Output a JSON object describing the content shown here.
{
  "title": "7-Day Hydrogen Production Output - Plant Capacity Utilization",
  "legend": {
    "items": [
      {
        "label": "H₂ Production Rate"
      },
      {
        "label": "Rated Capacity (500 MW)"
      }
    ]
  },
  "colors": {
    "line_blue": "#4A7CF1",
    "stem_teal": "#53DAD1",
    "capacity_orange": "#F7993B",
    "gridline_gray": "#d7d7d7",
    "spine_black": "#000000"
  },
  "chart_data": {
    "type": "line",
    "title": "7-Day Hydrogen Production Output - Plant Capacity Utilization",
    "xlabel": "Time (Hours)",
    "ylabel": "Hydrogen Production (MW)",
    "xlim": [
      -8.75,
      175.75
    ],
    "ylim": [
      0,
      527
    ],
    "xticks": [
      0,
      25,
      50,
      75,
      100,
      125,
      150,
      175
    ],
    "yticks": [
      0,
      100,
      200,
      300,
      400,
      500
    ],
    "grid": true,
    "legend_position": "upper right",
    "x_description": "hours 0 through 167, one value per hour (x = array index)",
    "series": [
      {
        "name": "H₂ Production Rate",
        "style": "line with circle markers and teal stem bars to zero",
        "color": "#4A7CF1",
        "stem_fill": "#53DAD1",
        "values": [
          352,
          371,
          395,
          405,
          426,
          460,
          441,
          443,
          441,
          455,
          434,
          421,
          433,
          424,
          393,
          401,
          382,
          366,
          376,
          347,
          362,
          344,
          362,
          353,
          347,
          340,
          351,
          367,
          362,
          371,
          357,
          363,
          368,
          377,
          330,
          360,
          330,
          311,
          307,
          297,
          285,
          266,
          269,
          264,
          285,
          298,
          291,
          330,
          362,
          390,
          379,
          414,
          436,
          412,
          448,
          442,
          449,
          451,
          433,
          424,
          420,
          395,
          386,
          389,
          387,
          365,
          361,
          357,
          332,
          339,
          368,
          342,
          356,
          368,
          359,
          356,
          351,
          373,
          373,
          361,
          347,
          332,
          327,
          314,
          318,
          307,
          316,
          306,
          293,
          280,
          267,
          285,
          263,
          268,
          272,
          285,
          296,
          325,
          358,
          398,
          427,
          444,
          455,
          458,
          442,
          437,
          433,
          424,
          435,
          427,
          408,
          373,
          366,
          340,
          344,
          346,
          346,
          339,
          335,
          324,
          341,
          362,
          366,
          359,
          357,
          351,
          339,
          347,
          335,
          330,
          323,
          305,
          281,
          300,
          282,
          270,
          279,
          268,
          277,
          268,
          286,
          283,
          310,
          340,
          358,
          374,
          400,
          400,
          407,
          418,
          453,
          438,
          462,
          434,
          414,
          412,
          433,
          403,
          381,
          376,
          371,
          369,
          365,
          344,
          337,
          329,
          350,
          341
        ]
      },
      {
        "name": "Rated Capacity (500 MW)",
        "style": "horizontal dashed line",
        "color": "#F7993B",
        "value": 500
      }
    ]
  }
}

__GIVEN REQUEST__.
Every record above must be duplicated exactly.

__ANSWER IN FULL__.
Output a JSON object describing the content shown here.
{
  "title": "7-Day Hydrogen Production Output - Plant Capacity Utilization",
  "legend": {
    "items": [
      {
        "label": "H₂ Production Rate"
      },
      {
        "label": "Rated Capacity (500 MW)"
      }
    ]
  },
  "colors": {
    "line_blue": "#4A7CF1",
    "stem_teal": "#53DAD1",
    "capacity_orange": "#F7993B",
    "gridline_gray": "#d7d7d7",
    "spine_black": "#000000"
  },
  "chart_data": {
    "type": "line",
    "title": "7-Day Hydrogen Production Output - Plant Capacity Utilization",
    "xlabel": "Time (Hours)",
    "ylabel": "Hydrogen Production (MW)",
    "xlim": [
      -8.75,
      175.75
    ],
    "ylim": [
      0,
      527
    ],
    "xticks": [
      0,
      25,
      50,
      75,
      100,
      125,
      150,
      175
    ],
    "yticks": [
      0,
      100,
      200,
      300,
      400,
      500
    ],
    "grid": true,
    "legend_position": "upper right",
    "x_description": "hours 0 through 167, one value per hour (x = array index)",
    "series": [
      {
        "name": "H₂ Production Rate",
        "style": "line with circle markers and teal stem bars to zero",
        "color": "#4A7CF1",
        "stem_fill": "#53DAD1",
        "values": [
          352,
          371,
          395,
          405,
          426,
          460,
          441,
          443,
          441,
          455,
          434,
          421,
          433,
          424,
          393,
          401,
          382,
          366,
          376,
          347,
          362,
          344,
          362,
          353,
          347,
          340,
          351,
          367,
          362,
          371,
          357,
          363,
          368,
          377,
          330,
          360,
          330,
          311,
          307,
          297,
          285,
          266,
          269,
          264,
          285,
          298,
          291,
          330,
          362,
          390,
          379,
          414,
          436,
          412,
          448,
          442,
          449,
          451,
          433,
          424,
          420,
          395,
          386,
          389,
          387,
          365,
          361,
          357,
          332,
          339,
          368,
          342,
          356,
          368,
          359,
          356,
          351,
          373,
          373,
          361,
          347,
          332,
          327,
          314,
          318,
          307,
          316,
          306,
          293,
          280,
          267,
          285,
          263,
          268,
          272,
          285,
          296,
          325,
          358,
          398,
          427,
          444,
          455,
          458,
          442,
          437,
          433,
          424,
          435,
          427,
          408,
          373,
          366,
          340,
          344,
          346,
          346,
          339,
          335,
          324,
          341,
          362,
          366,
          359,
          357,
          351,
          339,
          347,
          335,
          330,
          323,
          305,
          281,
          300,
          282,
          270,
          279,
          268,
          277,
          268,
          286,
          283,
          310,
          340,
          358,
          374,
          400,
          400,
          407,
          418,
          453,
          438,
          462,
          434,
          414,
          412,
          433,
          403,
          381,
          376,
          371,
          369,
          365,
          344,
          337,
          329,
          350,
          341
        ]
      },
      {
        "name": "Rated Capacity (500 MW)",
        "style": "horizontal dashed line",
        "color": "#F7993B",
        "value": 500
      }
    ]
  }
}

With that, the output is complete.